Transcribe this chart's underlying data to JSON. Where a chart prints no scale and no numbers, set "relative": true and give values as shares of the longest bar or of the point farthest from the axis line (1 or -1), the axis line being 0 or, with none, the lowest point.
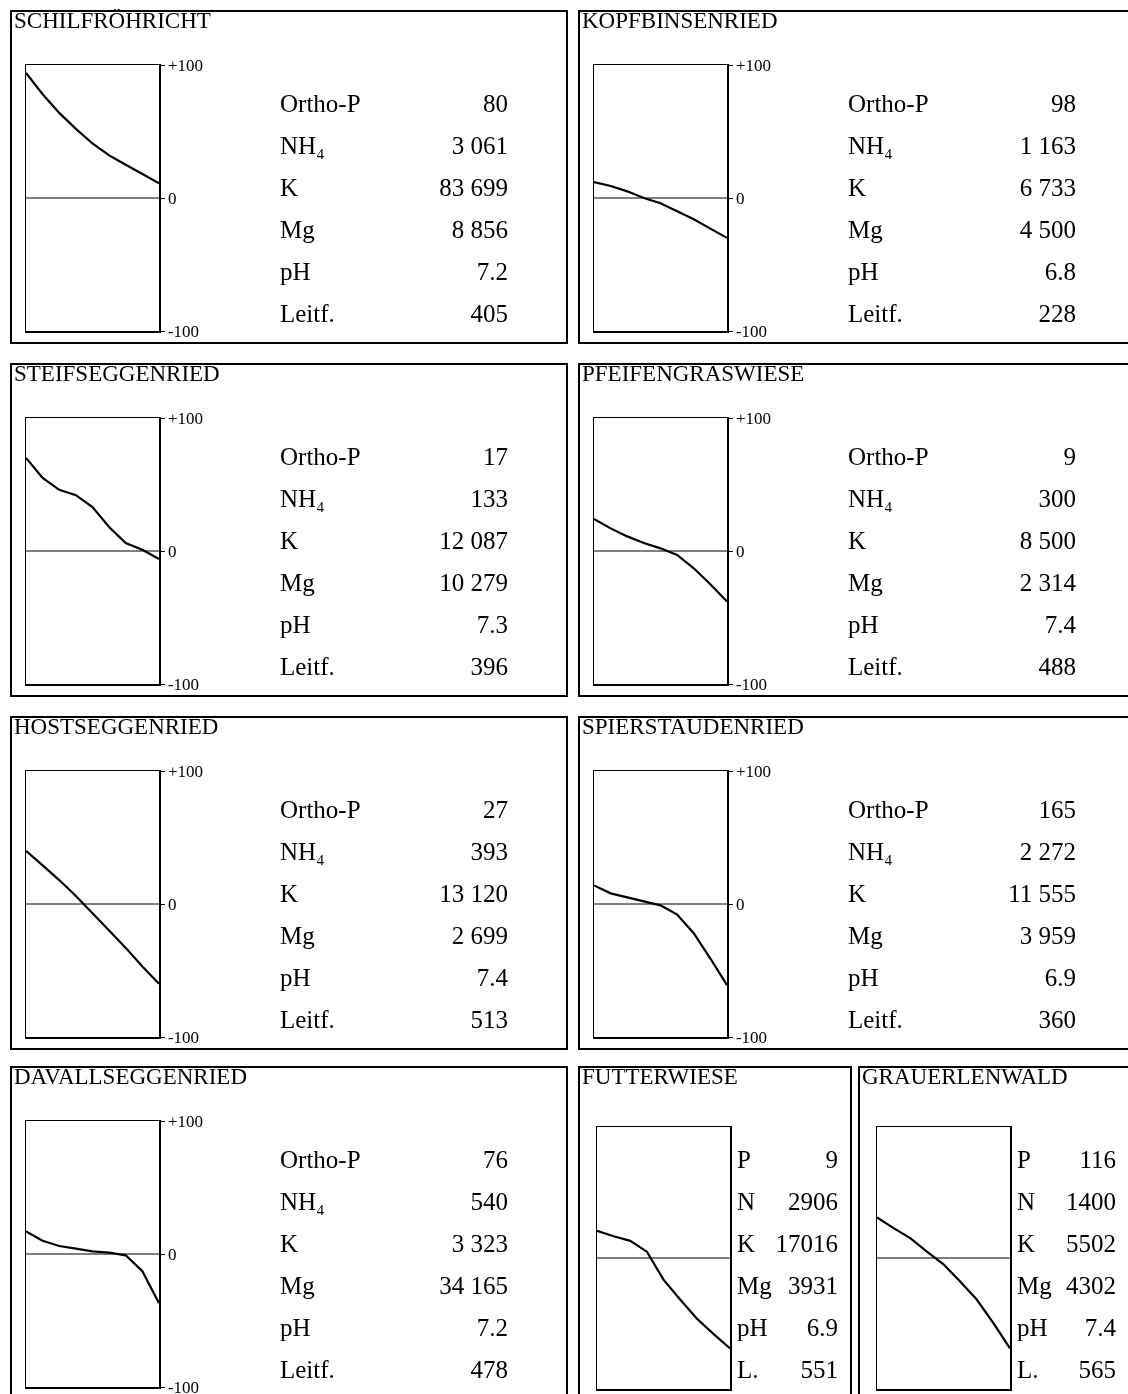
{
  "chart_data": [
    {
      "type": "line",
      "title": "SCHILFRÖHRICHT",
      "categories": [
        null,
        null,
        null,
        null,
        null,
        null,
        null,
        null,
        null
      ],
      "series": [
        {
          "color": "#000000",
          "values": [
            94,
            78,
            64,
            52,
            41,
            32,
            25,
            18,
            11
          ]
        }
      ],
      "ylim": [
        -100,
        100
      ],
      "yticks": [
        {
          "value": 100,
          "label": "+100"
        },
        {
          "value": 0,
          "label": "0"
        },
        {
          "value": -100,
          "label": "-100"
        }
      ],
      "tick_labels": "y",
      "ref_lines": [
        {
          "axis": "y",
          "value": 0
        }
      ],
      "annotations": [
        "Ortho-P 80",
        "NH₄ 3 061",
        "K 83 699",
        "Mg 8 856",
        "pH 7.2",
        "Leitf. 405"
      ]
    },
    {
      "type": "line",
      "title": "KOPFBINSENRIED",
      "categories": [
        null,
        null,
        null,
        null,
        null,
        null,
        null,
        null,
        null
      ],
      "series": [
        {
          "color": "#000000",
          "values": [
            12,
            9,
            5,
            0,
            -4,
            -10,
            -16,
            -23,
            -30
          ]
        }
      ],
      "ylim": [
        -100,
        100
      ],
      "yticks": [
        {
          "value": 100,
          "label": "+100"
        },
        {
          "value": 0,
          "label": "0"
        },
        {
          "value": -100,
          "label": "-100"
        }
      ],
      "tick_labels": "y",
      "ref_lines": [
        {
          "axis": "y",
          "value": 0
        }
      ],
      "annotations": [
        "Ortho-P 98",
        "NH₄ 1 163",
        "K 6 733",
        "Mg 4 500",
        "pH 6.8",
        "Leitf. 228"
      ]
    },
    {
      "type": "line",
      "title": "STEIFSEGGENRIED",
      "categories": [
        null,
        null,
        null,
        null,
        null,
        null,
        null,
        null,
        null
      ],
      "series": [
        {
          "color": "#000000",
          "values": [
            70,
            55,
            46,
            42,
            33,
            18,
            6,
            1,
            -6
          ]
        }
      ],
      "ylim": [
        -100,
        100
      ],
      "yticks": [
        {
          "value": 100,
          "label": "+100"
        },
        {
          "value": 0,
          "label": "0"
        },
        {
          "value": -100,
          "label": "-100"
        }
      ],
      "tick_labels": "y",
      "ref_lines": [
        {
          "axis": "y",
          "value": 0
        }
      ],
      "annotations": [
        "Ortho-P 17",
        "NH₄ 133",
        "K 12 087",
        "Mg 10 279",
        "pH 7.3",
        "Leitf. 396"
      ]
    },
    {
      "type": "line",
      "title": "PFEIFENGRASWIESE",
      "categories": [
        null,
        null,
        null,
        null,
        null,
        null,
        null,
        null,
        null
      ],
      "series": [
        {
          "color": "#000000",
          "values": [
            24,
            17,
            11,
            6,
            2,
            -3,
            -13,
            -25,
            -38
          ]
        }
      ],
      "ylim": [
        -100,
        100
      ],
      "yticks": [
        {
          "value": 100,
          "label": "+100"
        },
        {
          "value": 0,
          "label": "0"
        },
        {
          "value": -100,
          "label": "-100"
        }
      ],
      "tick_labels": "y",
      "ref_lines": [
        {
          "axis": "y",
          "value": 0
        }
      ],
      "annotations": [
        "Ortho-P 9",
        "NH₄ 300",
        "K 8 500",
        "Mg 2 314",
        "pH 7.4",
        "Leitf. 488"
      ]
    },
    {
      "type": "line",
      "title": "HOSTSEGGENRIED",
      "categories": [
        null,
        null,
        null,
        null,
        null,
        null,
        null,
        null,
        null
      ],
      "series": [
        {
          "color": "#000000",
          "values": [
            40,
            29,
            18,
            6,
            -7,
            -20,
            -33,
            -47,
            -60
          ]
        }
      ],
      "ylim": [
        -100,
        100
      ],
      "yticks": [
        {
          "value": 100,
          "label": "+100"
        },
        {
          "value": 0,
          "label": "0"
        },
        {
          "value": -100,
          "label": "-100"
        }
      ],
      "tick_labels": "y",
      "ref_lines": [
        {
          "axis": "y",
          "value": 0
        }
      ],
      "annotations": [
        "Ortho-P 27",
        "NH₄ 393",
        "K 13 120",
        "Mg 2 699",
        "pH 7.4",
        "Leitf. 513"
      ]
    },
    {
      "type": "line",
      "title": "SPIERSTAUDENRIED",
      "categories": [
        null,
        null,
        null,
        null,
        null,
        null,
        null,
        null,
        null
      ],
      "series": [
        {
          "color": "#000000",
          "values": [
            14,
            8,
            5,
            2,
            -1,
            -8,
            -22,
            -41,
            -61
          ]
        }
      ],
      "ylim": [
        -100,
        100
      ],
      "yticks": [
        {
          "value": 100,
          "label": "+100"
        },
        {
          "value": 0,
          "label": "0"
        },
        {
          "value": -100,
          "label": "-100"
        }
      ],
      "tick_labels": "y",
      "ref_lines": [
        {
          "axis": "y",
          "value": 0
        }
      ],
      "annotations": [
        "Ortho-P 165",
        "NH₄ 2 272",
        "K 11 555",
        "Mg 3 959",
        "pH 6.9",
        "Leitf. 360"
      ]
    },
    {
      "type": "line",
      "title": "DAVALLSEGGENRIED",
      "categories": [
        null,
        null,
        null,
        null,
        null,
        null,
        null,
        null,
        null
      ],
      "series": [
        {
          "color": "#000000",
          "values": [
            17,
            10,
            6,
            4,
            2,
            1,
            -1,
            -13,
            -37
          ]
        }
      ],
      "ylim": [
        -100,
        100
      ],
      "yticks": [
        {
          "value": 100,
          "label": "+100"
        },
        {
          "value": 0,
          "label": "0"
        },
        {
          "value": -100,
          "label": "-100"
        }
      ],
      "tick_labels": "y",
      "ref_lines": [
        {
          "axis": "y",
          "value": 0
        }
      ],
      "annotations": [
        "Ortho-P 76",
        "NH₄ 540",
        "K 3 323",
        "Mg 34 165",
        "pH 7.2",
        "Leitf. 478"
      ]
    },
    {
      "type": "line",
      "title": "FUTTERWIESE",
      "categories": [
        null,
        null,
        null,
        null,
        null,
        null,
        null,
        null,
        null
      ],
      "series": [
        {
          "color": "#000000",
          "values": [
            0.3,
            0.24,
            0.19,
            0.07,
            -0.24,
            -0.46,
            -0.67,
            -0.84,
            -1
          ]
        }
      ],
      "relative": true,
      "tick_labels": false,
      "ref_lines": [
        {
          "axis": "y",
          "value": 0
        }
      ],
      "annotations": [
        "P 9",
        "N 2906",
        "K 17016",
        "Mg 3931",
        "pH 6.9",
        "L. 551"
      ]
    },
    {
      "type": "line",
      "title": "GRAUERLENWALD",
      "categories": [
        null,
        null,
        null,
        null,
        null,
        null,
        null,
        null,
        null
      ],
      "series": [
        {
          "color": "#000000",
          "values": [
            0.45,
            0.33,
            0.22,
            0.07,
            -0.07,
            -0.26,
            -0.46,
            -0.72,
            -1
          ]
        }
      ],
      "relative": true,
      "tick_labels": false,
      "ref_lines": [
        {
          "axis": "y",
          "value": 0
        }
      ],
      "annotations": [
        "P 116",
        "N 1400",
        "K 5502",
        "Mg 4302",
        "pH 7.4",
        "L. 565"
      ]
    }
  ]
}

#####

## WRITTEN INSTRUCTION
Print the records above exactly as they stand, but leave out the pictures.

## SOLVED PROBLEM
Transcribe this chart's underlying data to JSON. Where a chart prints no scale and no numbers, set "relative": true and give values as shares of the longest bar or of the point farthest from the axis line (1 or -1), the axis line being 0 or, with none, the lowest point.
{
  "chart_data": [
    {
      "type": "line",
      "title": "SCHILFRÖHRICHT",
      "categories": [
        null,
        null,
        null,
        null,
        null,
        null,
        null,
        null,
        null
      ],
      "series": [
        {
          "color": "#000000",
          "values": [
            94,
            78,
            64,
            52,
            41,
            32,
            25,
            18,
            11
          ]
        }
      ],
      "ylim": [
        -100,
        100
      ],
      "yticks": [
        {
          "value": 100,
          "label": "+100"
        },
        {
          "value": 0,
          "label": "0"
        },
        {
          "value": -100,
          "label": "-100"
        }
      ],
      "tick_labels": "y",
      "ref_lines": [
        {
          "axis": "y",
          "value": 0
        }
      ],
      "annotations": [
        "Ortho-P 80",
        "NH₄ 3 061",
        "K 83 699",
        "Mg 8 856",
        "pH 7.2",
        "Leitf. 405"
      ]
    },
    {
      "type": "line",
      "title": "KOPFBINSENRIED",
      "categories": [
        null,
        null,
        null,
        null,
        null,
        null,
        null,
        null,
        null
      ],
      "series": [
        {
          "color": "#000000",
          "values": [
            12,
            9,
            5,
            0,
            -4,
            -10,
            -16,
            -23,
            -30
          ]
        }
      ],
      "ylim": [
        -100,
        100
      ],
      "yticks": [
        {
          "value": 100,
          "label": "+100"
        },
        {
          "value": 0,
          "label": "0"
        },
        {
          "value": -100,
          "label": "-100"
        }
      ],
      "tick_labels": "y",
      "ref_lines": [
        {
          "axis": "y",
          "value": 0
        }
      ],
      "annotations": [
        "Ortho-P 98",
        "NH₄ 1 163",
        "K 6 733",
        "Mg 4 500",
        "pH 6.8",
        "Leitf. 228"
      ]
    },
    {
      "type": "line",
      "title": "STEIFSEGGENRIED",
      "categories": [
        null,
        null,
        null,
        null,
        null,
        null,
        null,
        null,
        null
      ],
      "series": [
        {
          "color": "#000000",
          "values": [
            70,
            55,
            46,
            42,
            33,
            18,
            6,
            1,
            -6
          ]
        }
      ],
      "ylim": [
        -100,
        100
      ],
      "yticks": [
        {
          "value": 100,
          "label": "+100"
        },
        {
          "value": 0,
          "label": "0"
        },
        {
          "value": -100,
          "label": "-100"
        }
      ],
      "tick_labels": "y",
      "ref_lines": [
        {
          "axis": "y",
          "value": 0
        }
      ],
      "annotations": [
        "Ortho-P 17",
        "NH₄ 133",
        "K 12 087",
        "Mg 10 279",
        "pH 7.3",
        "Leitf. 396"
      ]
    },
    {
      "type": "line",
      "title": "PFEIFENGRASWIESE",
      "categories": [
        null,
        null,
        null,
        null,
        null,
        null,
        null,
        null,
        null
      ],
      "series": [
        {
          "color": "#000000",
          "values": [
            24,
            17,
            11,
            6,
            2,
            -3,
            -13,
            -25,
            -38
          ]
        }
      ],
      "ylim": [
        -100,
        100
      ],
      "yticks": [
        {
          "value": 100,
          "label": "+100"
        },
        {
          "value": 0,
          "label": "0"
        },
        {
          "value": -100,
          "label": "-100"
        }
      ],
      "tick_labels": "y",
      "ref_lines": [
        {
          "axis": "y",
          "value": 0
        }
      ],
      "annotations": [
        "Ortho-P 9",
        "NH₄ 300",
        "K 8 500",
        "Mg 2 314",
        "pH 7.4",
        "Leitf. 488"
      ]
    },
    {
      "type": "line",
      "title": "HOSTSEGGENRIED",
      "categories": [
        null,
        null,
        null,
        null,
        null,
        null,
        null,
        null,
        null
      ],
      "series": [
        {
          "color": "#000000",
          "values": [
            40,
            29,
            18,
            6,
            -7,
            -20,
            -33,
            -47,
            -60
          ]
        }
      ],
      "ylim": [
        -100,
        100
      ],
      "yticks": [
        {
          "value": 100,
          "label": "+100"
        },
        {
          "value": 0,
          "label": "0"
        },
        {
          "value": -100,
          "label": "-100"
        }
      ],
      "tick_labels": "y",
      "ref_lines": [
        {
          "axis": "y",
          "value": 0
        }
      ],
      "annotations": [
        "Ortho-P 27",
        "NH₄ 393",
        "K 13 120",
        "Mg 2 699",
        "pH 7.4",
        "Leitf. 513"
      ]
    },
    {
      "type": "line",
      "title": "SPIERSTAUDENRIED",
      "categories": [
        null,
        null,
        null,
        null,
        null,
        null,
        null,
        null,
        null
      ],
      "series": [
        {
          "color": "#000000",
          "values": [
            14,
            8,
            5,
            2,
            -1,
            -8,
            -22,
            -41,
            -61
          ]
        }
      ],
      "ylim": [
        -100,
        100
      ],
      "yticks": [
        {
          "value": 100,
          "label": "+100"
        },
        {
          "value": 0,
          "label": "0"
        },
        {
          "value": -100,
          "label": "-100"
        }
      ],
      "tick_labels": "y",
      "ref_lines": [
        {
          "axis": "y",
          "value": 0
        }
      ],
      "annotations": [
        "Ortho-P 165",
        "NH₄ 2 272",
        "K 11 555",
        "Mg 3 959",
        "pH 6.9",
        "Leitf. 360"
      ]
    },
    {
      "type": "line",
      "title": "DAVALLSEGGENRIED",
      "categories": [
        null,
        null,
        null,
        null,
        null,
        null,
        null,
        null,
        null
      ],
      "series": [
        {
          "color": "#000000",
          "values": [
            17,
            10,
            6,
            4,
            2,
            1,
            -1,
            -13,
            -37
          ]
        }
      ],
      "ylim": [
        -100,
        100
      ],
      "yticks": [
        {
          "value": 100,
          "label": "+100"
        },
        {
          "value": 0,
          "label": "0"
        },
        {
          "value": -100,
          "label": "-100"
        }
      ],
      "tick_labels": "y",
      "ref_lines": [
        {
          "axis": "y",
          "value": 0
        }
      ],
      "annotations": [
        "Ortho-P 76",
        "NH₄ 540",
        "K 3 323",
        "Mg 34 165",
        "pH 7.2",
        "Leitf. 478"
      ]
    },
    {
      "type": "line",
      "title": "FUTTERWIESE",
      "categories": [
        null,
        null,
        null,
        null,
        null,
        null,
        null,
        null,
        null
      ],
      "series": [
        {
          "color": "#000000",
          "values": [
            0.3,
            0.24,
            0.19,
            0.07,
            -0.24,
            -0.46,
            -0.67,
            -0.84,
            -1
          ]
        }
      ],
      "relative": true,
      "tick_labels": false,
      "ref_lines": [
        {
          "axis": "y",
          "value": 0
        }
      ],
      "annotations": [
        "P 9",
        "N 2906",
        "K 17016",
        "Mg 3931",
        "pH 6.9",
        "L. 551"
      ]
    },
    {
      "type": "line",
      "title": "GRAUERLENWALD",
      "categories": [
        null,
        null,
        null,
        null,
        null,
        null,
        null,
        null,
        null
      ],
      "series": [
        {
          "color": "#000000",
          "values": [
            0.45,
            0.33,
            0.22,
            0.07,
            -0.07,
            -0.26,
            -0.46,
            -0.72,
            -1
          ]
        }
      ],
      "relative": true,
      "tick_labels": false,
      "ref_lines": [
        {
          "axis": "y",
          "value": 0
        }
      ],
      "annotations": [
        "P 116",
        "N 1400",
        "K 5502",
        "Mg 4302",
        "pH 7.4",
        "L. 565"
      ]
    }
  ]
}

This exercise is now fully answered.